### Entries shown

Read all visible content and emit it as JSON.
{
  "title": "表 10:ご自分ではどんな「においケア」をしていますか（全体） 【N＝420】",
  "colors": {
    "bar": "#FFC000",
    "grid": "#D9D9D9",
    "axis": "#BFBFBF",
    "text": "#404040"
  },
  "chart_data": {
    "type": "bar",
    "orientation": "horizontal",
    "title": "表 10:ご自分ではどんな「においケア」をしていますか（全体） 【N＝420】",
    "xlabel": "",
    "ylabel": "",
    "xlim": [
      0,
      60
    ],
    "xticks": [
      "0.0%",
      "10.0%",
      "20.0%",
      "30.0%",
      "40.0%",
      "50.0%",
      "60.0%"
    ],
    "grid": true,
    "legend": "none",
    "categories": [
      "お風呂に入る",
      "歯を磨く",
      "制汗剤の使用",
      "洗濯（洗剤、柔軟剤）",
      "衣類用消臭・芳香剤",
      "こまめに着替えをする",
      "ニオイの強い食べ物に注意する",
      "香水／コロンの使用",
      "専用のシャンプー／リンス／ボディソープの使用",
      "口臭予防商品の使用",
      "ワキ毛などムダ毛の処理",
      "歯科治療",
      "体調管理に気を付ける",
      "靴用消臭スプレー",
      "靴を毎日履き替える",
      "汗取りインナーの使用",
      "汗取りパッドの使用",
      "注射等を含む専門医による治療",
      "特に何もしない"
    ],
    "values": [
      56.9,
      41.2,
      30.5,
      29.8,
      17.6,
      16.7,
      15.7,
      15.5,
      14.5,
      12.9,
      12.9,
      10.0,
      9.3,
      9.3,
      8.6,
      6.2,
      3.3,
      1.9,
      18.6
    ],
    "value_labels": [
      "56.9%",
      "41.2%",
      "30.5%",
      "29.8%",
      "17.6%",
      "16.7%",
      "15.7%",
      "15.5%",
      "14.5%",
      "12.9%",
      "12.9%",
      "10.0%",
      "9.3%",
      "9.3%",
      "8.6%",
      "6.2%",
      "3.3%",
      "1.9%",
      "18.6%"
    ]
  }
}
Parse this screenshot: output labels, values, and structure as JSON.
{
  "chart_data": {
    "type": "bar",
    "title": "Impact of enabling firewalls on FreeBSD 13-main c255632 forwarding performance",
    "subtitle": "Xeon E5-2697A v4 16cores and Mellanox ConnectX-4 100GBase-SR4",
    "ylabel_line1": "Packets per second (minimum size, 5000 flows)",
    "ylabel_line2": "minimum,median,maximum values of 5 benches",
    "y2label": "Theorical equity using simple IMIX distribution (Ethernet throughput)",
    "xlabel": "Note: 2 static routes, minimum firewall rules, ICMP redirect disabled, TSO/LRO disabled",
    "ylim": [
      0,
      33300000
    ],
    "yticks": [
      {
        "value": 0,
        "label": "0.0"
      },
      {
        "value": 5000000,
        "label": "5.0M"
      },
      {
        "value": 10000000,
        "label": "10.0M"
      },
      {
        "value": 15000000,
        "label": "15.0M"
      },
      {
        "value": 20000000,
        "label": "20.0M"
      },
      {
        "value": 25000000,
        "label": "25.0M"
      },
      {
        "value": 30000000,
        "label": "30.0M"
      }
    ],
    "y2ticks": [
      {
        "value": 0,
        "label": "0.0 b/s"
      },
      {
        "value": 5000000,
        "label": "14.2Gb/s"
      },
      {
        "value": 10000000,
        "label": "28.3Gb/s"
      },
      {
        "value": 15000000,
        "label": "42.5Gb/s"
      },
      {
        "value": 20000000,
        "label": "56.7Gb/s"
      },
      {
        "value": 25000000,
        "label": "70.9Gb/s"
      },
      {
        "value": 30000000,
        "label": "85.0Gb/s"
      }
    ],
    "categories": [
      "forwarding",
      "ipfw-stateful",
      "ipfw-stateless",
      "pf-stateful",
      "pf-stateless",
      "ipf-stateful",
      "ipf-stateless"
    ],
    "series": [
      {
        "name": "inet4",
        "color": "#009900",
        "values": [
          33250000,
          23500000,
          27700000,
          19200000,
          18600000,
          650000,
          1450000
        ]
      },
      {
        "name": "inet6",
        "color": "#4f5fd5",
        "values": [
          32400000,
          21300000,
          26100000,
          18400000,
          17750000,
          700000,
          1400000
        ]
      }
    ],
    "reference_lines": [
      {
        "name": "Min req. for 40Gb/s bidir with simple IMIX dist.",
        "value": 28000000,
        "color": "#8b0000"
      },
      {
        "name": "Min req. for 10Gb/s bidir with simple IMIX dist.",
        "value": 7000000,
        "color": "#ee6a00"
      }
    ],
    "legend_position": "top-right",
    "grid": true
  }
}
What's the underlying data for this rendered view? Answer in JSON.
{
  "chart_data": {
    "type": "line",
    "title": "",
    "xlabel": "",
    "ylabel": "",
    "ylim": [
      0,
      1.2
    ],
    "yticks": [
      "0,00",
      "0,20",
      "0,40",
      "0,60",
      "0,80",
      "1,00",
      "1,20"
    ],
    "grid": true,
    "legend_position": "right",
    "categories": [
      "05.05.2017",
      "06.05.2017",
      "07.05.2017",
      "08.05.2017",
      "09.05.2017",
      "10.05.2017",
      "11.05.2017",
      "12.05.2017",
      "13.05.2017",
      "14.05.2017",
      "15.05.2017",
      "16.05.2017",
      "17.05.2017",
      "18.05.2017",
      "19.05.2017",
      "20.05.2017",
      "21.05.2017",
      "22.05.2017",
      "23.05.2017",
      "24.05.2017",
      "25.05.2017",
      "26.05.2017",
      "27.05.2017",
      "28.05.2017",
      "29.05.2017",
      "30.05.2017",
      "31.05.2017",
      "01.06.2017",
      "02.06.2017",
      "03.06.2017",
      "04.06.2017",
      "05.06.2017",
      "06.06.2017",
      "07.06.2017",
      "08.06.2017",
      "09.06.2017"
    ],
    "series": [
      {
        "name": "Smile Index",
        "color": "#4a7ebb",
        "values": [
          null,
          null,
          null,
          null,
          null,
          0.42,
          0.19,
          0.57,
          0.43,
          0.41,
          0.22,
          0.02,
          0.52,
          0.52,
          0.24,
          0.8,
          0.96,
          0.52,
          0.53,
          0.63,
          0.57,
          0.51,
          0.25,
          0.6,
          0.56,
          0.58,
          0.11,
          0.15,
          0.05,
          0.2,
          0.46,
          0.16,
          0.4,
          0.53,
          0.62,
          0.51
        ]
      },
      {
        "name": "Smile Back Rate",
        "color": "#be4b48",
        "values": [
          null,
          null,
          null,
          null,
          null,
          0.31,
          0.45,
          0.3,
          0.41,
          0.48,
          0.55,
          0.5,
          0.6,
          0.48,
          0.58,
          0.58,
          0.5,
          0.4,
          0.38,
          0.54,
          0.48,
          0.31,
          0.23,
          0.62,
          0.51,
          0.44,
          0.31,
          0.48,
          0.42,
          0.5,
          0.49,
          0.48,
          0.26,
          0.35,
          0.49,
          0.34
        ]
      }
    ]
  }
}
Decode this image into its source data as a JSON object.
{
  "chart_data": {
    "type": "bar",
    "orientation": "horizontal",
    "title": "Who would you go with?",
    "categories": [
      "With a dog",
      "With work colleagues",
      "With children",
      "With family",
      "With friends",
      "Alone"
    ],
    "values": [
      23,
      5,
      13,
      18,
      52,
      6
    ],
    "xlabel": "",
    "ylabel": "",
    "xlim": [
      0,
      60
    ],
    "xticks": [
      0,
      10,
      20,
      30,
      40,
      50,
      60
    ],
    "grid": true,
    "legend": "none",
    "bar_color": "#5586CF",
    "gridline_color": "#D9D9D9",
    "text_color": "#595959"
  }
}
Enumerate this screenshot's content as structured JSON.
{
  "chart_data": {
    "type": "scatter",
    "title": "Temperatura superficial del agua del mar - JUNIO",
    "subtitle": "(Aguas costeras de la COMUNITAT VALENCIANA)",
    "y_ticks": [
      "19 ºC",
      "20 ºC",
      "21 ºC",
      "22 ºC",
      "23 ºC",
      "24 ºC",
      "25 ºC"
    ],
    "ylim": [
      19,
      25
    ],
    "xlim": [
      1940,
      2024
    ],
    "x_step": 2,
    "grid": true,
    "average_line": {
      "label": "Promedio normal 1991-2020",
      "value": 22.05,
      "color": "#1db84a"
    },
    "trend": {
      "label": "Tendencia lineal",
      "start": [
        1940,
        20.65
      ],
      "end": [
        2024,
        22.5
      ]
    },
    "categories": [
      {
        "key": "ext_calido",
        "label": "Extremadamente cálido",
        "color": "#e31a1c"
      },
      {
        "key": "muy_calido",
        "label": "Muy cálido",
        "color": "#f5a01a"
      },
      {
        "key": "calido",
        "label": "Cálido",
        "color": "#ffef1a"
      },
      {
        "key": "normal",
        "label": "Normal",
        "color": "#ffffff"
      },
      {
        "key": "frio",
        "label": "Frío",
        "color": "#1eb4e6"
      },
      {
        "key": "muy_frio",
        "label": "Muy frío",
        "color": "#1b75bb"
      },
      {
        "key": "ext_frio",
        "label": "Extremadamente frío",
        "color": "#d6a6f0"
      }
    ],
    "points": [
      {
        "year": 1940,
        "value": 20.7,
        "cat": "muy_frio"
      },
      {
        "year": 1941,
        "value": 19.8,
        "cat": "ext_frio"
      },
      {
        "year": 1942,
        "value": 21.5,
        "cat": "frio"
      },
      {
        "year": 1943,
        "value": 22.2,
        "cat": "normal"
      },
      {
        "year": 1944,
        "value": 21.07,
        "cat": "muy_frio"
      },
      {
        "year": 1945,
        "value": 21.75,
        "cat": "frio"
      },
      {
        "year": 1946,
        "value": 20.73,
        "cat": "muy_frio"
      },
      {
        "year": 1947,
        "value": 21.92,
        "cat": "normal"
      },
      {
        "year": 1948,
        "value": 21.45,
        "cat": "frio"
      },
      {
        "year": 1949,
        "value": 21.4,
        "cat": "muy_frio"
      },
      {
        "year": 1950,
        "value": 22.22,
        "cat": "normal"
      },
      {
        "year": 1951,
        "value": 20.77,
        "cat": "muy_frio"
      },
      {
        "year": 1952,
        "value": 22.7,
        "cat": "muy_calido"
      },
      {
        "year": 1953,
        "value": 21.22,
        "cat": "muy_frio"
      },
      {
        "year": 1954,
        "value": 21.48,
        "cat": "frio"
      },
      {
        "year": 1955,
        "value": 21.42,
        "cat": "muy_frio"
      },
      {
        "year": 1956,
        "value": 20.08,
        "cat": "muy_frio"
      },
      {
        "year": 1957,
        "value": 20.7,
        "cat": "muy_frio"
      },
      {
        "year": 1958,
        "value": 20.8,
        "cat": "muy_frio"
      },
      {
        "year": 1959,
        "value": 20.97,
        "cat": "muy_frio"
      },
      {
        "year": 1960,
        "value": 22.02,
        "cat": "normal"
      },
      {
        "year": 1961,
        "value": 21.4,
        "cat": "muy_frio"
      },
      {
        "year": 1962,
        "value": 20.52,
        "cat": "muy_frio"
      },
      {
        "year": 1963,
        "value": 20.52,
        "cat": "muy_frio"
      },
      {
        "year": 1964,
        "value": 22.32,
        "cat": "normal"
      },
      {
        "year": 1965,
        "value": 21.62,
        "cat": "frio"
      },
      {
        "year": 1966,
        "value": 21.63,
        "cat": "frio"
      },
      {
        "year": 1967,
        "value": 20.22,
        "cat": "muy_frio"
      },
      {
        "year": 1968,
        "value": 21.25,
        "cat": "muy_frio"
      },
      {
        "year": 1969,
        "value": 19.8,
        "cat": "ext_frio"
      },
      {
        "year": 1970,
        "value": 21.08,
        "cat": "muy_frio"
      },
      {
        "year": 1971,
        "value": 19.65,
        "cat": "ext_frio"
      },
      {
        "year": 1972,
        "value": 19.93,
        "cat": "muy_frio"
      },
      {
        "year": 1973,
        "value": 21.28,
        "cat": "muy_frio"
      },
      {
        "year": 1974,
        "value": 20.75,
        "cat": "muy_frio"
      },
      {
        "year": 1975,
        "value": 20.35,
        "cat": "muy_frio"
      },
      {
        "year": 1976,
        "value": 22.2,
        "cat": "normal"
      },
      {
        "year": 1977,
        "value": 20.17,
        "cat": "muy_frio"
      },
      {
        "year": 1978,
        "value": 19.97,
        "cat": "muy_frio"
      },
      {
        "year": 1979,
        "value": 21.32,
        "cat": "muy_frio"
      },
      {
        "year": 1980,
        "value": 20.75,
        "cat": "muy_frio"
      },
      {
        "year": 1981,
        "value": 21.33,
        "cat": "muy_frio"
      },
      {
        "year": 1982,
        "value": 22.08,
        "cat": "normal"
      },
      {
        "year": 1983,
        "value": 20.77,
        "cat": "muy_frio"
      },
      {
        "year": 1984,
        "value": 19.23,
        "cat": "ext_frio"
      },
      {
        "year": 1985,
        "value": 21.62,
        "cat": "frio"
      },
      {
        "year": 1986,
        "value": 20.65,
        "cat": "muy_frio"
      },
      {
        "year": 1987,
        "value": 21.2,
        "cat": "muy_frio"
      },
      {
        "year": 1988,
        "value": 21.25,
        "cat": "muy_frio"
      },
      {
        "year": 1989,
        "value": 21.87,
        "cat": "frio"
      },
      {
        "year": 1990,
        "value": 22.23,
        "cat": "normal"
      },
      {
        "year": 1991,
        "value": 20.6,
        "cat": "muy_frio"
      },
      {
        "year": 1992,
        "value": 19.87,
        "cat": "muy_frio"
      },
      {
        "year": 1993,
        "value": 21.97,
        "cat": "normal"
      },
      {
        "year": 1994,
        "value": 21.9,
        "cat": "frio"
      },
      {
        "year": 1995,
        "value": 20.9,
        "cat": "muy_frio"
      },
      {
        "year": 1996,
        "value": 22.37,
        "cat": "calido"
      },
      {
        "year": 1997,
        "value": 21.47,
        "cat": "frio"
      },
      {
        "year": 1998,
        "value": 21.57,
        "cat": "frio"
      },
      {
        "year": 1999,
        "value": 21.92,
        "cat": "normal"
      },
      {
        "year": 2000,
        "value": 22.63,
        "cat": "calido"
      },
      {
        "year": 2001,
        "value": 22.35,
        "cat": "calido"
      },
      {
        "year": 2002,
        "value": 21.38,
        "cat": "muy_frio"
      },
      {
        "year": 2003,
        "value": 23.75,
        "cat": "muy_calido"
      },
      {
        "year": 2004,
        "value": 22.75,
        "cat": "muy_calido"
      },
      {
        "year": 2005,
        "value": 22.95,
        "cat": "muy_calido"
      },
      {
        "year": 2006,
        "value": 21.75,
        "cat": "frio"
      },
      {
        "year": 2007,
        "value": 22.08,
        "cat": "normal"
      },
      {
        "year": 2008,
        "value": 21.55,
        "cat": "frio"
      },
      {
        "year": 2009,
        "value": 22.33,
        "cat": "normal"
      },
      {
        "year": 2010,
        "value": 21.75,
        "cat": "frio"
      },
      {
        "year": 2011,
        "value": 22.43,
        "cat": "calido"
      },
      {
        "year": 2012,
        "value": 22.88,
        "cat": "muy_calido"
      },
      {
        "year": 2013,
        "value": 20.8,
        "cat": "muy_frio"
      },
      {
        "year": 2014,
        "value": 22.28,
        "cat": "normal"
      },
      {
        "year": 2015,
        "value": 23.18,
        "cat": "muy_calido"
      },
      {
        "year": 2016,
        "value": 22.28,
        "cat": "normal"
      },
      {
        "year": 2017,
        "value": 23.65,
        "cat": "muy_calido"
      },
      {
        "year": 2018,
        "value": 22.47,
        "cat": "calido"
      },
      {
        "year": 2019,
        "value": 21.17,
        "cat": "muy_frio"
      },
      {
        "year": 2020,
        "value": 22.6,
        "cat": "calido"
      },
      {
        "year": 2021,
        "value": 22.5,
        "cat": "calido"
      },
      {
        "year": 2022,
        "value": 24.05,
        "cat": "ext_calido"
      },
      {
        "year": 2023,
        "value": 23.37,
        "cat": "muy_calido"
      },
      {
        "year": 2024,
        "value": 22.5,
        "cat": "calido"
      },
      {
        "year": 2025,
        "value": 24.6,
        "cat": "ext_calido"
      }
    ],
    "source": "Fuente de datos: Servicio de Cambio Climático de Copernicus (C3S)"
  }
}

### Given instruction
Show the lines where the word "content" appears in the entries.

### Result below
Read all visible content and emit it as JSON.
Enumerate this screenshot's content as structured JSON.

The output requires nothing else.